● **Records for this exercise**
· · · ·

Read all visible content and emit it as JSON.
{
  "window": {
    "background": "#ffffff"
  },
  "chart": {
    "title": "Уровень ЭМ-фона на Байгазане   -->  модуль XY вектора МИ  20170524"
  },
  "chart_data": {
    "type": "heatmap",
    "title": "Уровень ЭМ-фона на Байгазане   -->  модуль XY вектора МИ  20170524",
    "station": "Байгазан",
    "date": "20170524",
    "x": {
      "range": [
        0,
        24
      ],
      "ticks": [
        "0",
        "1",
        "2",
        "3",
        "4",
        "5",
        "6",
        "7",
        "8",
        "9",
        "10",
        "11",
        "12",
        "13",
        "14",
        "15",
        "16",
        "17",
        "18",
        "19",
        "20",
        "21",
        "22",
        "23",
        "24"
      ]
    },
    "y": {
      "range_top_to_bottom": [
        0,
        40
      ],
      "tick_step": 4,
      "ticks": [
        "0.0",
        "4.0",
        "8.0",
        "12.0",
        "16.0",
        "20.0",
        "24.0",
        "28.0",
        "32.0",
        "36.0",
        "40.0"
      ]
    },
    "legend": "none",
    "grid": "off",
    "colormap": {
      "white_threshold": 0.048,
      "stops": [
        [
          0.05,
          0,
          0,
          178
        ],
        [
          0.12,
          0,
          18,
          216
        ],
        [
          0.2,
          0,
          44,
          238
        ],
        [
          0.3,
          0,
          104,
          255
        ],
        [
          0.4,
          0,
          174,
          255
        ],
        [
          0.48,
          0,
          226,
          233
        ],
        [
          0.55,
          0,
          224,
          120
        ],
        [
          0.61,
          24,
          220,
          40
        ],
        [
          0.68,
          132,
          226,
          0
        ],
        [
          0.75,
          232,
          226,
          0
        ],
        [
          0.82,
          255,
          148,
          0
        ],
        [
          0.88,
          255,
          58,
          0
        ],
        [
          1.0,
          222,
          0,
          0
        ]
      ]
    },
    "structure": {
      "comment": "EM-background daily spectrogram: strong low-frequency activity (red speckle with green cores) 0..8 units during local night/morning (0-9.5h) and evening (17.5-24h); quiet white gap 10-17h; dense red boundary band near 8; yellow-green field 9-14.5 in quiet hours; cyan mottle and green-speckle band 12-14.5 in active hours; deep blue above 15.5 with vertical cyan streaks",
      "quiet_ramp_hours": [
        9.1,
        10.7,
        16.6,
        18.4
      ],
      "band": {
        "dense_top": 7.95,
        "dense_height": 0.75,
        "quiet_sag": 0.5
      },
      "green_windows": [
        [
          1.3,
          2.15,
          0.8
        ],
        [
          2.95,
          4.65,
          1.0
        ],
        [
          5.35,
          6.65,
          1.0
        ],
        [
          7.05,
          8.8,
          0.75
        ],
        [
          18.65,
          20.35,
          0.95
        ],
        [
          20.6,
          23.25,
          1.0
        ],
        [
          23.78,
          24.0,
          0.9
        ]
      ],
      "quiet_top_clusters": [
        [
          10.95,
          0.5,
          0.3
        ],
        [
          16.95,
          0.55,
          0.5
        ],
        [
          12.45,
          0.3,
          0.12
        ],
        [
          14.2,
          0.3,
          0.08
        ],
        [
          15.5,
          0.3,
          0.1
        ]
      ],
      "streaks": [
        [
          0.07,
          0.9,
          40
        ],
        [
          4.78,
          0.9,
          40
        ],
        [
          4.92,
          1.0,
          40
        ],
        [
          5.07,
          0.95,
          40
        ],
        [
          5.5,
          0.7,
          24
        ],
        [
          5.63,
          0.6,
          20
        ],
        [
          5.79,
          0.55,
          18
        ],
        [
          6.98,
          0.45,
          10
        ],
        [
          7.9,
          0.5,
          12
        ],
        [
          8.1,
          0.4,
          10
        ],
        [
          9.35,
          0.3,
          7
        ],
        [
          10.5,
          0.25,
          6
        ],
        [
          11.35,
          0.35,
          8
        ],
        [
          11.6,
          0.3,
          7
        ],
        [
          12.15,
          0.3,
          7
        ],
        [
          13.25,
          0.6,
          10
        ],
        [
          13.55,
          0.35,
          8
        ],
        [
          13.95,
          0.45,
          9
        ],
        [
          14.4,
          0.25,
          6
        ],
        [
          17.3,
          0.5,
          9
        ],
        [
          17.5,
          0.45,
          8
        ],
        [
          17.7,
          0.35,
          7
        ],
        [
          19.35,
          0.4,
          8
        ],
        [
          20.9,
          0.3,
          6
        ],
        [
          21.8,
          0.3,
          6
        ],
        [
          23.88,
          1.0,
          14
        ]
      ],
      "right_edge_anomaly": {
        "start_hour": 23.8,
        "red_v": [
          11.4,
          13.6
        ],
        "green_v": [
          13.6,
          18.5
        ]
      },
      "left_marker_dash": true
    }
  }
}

· · · ·

● **Task brief**
Retype the records above exactly.

● **Exercise response**
Read all visible content and emit it as JSON.
{
  "window": {
    "background": "#ffffff"
  },
  "chart": {
    "title": "Уровень ЭМ-фона на Байгазане   -->  модуль XY вектора МИ  20170524"
  },
  "chart_data": {
    "type": "heatmap",
    "title": "Уровень ЭМ-фона на Байгазане   -->  модуль XY вектора МИ  20170524",
    "station": "Байгазан",
    "date": "20170524",
    "x": {
      "range": [
        0,
        24
      ],
      "ticks": [
        "0",
        "1",
        "2",
        "3",
        "4",
        "5",
        "6",
        "7",
        "8",
        "9",
        "10",
        "11",
        "12",
        "13",
        "14",
        "15",
        "16",
        "17",
        "18",
        "19",
        "20",
        "21",
        "22",
        "23",
        "24"
      ]
    },
    "y": {
      "range_top_to_bottom": [
        0,
        40
      ],
      "tick_step": 4,
      "ticks": [
        "0.0",
        "4.0",
        "8.0",
        "12.0",
        "16.0",
        "20.0",
        "24.0",
        "28.0",
        "32.0",
        "36.0",
        "40.0"
      ]
    },
    "legend": "none",
    "grid": "off",
    "colormap": {
      "white_threshold": 0.048,
      "stops": [
        [
          0.05,
          0,
          0,
          178
        ],
        [
          0.12,
          0,
          18,
          216
        ],
        [
          0.2,
          0,
          44,
          238
        ],
        [
          0.3,
          0,
          104,
          255
        ],
        [
          0.4,
          0,
          174,
          255
        ],
        [
          0.48,
          0,
          226,
          233
        ],
        [
          0.55,
          0,
          224,
          120
        ],
        [
          0.61,
          24,
          220,
          40
        ],
        [
          0.68,
          132,
          226,
          0
        ],
        [
          0.75,
          232,
          226,
          0
        ],
        [
          0.82,
          255,
          148,
          0
        ],
        [
          0.88,
          255,
          58,
          0
        ],
        [
          1.0,
          222,
          0,
          0
        ]
      ]
    },
    "structure": {
      "comment": "EM-background daily spectrogram: strong low-frequency activity (red speckle with green cores) 0..8 units during local night/morning (0-9.5h) and evening (17.5-24h); quiet white gap 10-17h; dense red boundary band near 8; yellow-green field 9-14.5 in quiet hours; cyan mottle and green-speckle band 12-14.5 in active hours; deep blue above 15.5 with vertical cyan streaks",
      "quiet_ramp_hours": [
        9.1,
        10.7,
        16.6,
        18.4
      ],
      "band": {
        "dense_top": 7.95,
        "dense_height": 0.75,
        "quiet_sag": 0.5
      },
      "green_windows": [
        [
          1.3,
          2.15,
          0.8
        ],
        [
          2.95,
          4.65,
          1.0
        ],
        [
          5.35,
          6.65,
          1.0
        ],
        [
          7.05,
          8.8,
          0.75
        ],
        [
          18.65,
          20.35,
          0.95
        ],
        [
          20.6,
          23.25,
          1.0
        ],
        [
          23.78,
          24.0,
          0.9
        ]
      ],
      "quiet_top_clusters": [
        [
          10.95,
          0.5,
          0.3
        ],
        [
          16.95,
          0.55,
          0.5
        ],
        [
          12.45,
          0.3,
          0.12
        ],
        [
          14.2,
          0.3,
          0.08
        ],
        [
          15.5,
          0.3,
          0.1
        ]
      ],
      "streaks": [
        [
          0.07,
          0.9,
          40
        ],
        [
          4.78,
          0.9,
          40
        ],
        [
          4.92,
          1.0,
          40
        ],
        [
          5.07,
          0.95,
          40
        ],
        [
          5.5,
          0.7,
          24
        ],
        [
          5.63,
          0.6,
          20
        ],
        [
          5.79,
          0.55,
          18
        ],
        [
          6.98,
          0.45,
          10
        ],
        [
          7.9,
          0.5,
          12
        ],
        [
          8.1,
          0.4,
          10
        ],
        [
          9.35,
          0.3,
          7
        ],
        [
          10.5,
          0.25,
          6
        ],
        [
          11.35,
          0.35,
          8
        ],
        [
          11.6,
          0.3,
          7
        ],
        [
          12.15,
          0.3,
          7
        ],
        [
          13.25,
          0.6,
          10
        ],
        [
          13.55,
          0.35,
          8
        ],
        [
          13.95,
          0.45,
          9
        ],
        [
          14.4,
          0.25,
          6
        ],
        [
          17.3,
          0.5,
          9
        ],
        [
          17.5,
          0.45,
          8
        ],
        [
          17.7,
          0.35,
          7
        ],
        [
          19.35,
          0.4,
          8
        ],
        [
          20.9,
          0.3,
          6
        ],
        [
          21.8,
          0.3,
          6
        ],
        [
          23.88,
          1.0,
          14
        ]
      ],
      "right_edge_anomaly": {
        "start_hour": 23.8,
        "red_v": [
          11.4,
          13.6
        ],
        "green_v": [
          13.6,
          18.5
        ]
      },
      "left_marker_dash": true
    }
  }
}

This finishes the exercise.